> **Set problem**: Comb through the entries for "プロジェクト" and pull out each line that holds it.

> **Material**:

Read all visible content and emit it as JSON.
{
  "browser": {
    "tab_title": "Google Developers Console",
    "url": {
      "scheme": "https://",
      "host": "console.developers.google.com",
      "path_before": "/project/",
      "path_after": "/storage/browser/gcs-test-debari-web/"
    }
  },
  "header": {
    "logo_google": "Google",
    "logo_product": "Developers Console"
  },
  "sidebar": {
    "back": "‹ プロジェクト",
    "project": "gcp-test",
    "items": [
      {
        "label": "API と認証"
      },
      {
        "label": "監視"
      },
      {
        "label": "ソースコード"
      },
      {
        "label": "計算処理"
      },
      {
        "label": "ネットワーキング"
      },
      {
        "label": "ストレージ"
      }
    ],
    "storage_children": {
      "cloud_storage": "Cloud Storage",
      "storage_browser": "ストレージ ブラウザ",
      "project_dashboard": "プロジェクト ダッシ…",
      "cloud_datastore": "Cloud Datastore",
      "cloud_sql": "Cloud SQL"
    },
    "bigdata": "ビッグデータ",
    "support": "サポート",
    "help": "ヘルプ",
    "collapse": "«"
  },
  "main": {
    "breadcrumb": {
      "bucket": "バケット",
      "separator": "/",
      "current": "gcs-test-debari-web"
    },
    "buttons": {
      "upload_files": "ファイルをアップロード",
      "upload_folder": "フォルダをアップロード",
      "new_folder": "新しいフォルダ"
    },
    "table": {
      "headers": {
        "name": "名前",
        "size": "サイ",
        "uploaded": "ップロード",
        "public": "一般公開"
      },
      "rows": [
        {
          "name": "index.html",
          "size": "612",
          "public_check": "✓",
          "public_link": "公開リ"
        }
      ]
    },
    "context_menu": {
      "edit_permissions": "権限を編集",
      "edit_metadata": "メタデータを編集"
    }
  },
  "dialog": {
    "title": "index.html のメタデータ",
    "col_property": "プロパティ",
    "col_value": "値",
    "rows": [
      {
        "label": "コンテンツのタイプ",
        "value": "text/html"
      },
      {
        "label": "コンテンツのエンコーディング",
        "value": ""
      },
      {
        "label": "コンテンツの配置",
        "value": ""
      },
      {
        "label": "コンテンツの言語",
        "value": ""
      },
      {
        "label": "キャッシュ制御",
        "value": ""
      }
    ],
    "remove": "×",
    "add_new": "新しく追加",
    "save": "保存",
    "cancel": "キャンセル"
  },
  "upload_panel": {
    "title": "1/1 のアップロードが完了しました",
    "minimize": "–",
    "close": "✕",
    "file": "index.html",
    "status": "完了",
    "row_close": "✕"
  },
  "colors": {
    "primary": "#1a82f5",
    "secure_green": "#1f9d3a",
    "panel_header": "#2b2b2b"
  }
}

> **The response**:
    "back": "‹ プロジェクト",
      "project_dashboard": "プロジェクト ダッシ…",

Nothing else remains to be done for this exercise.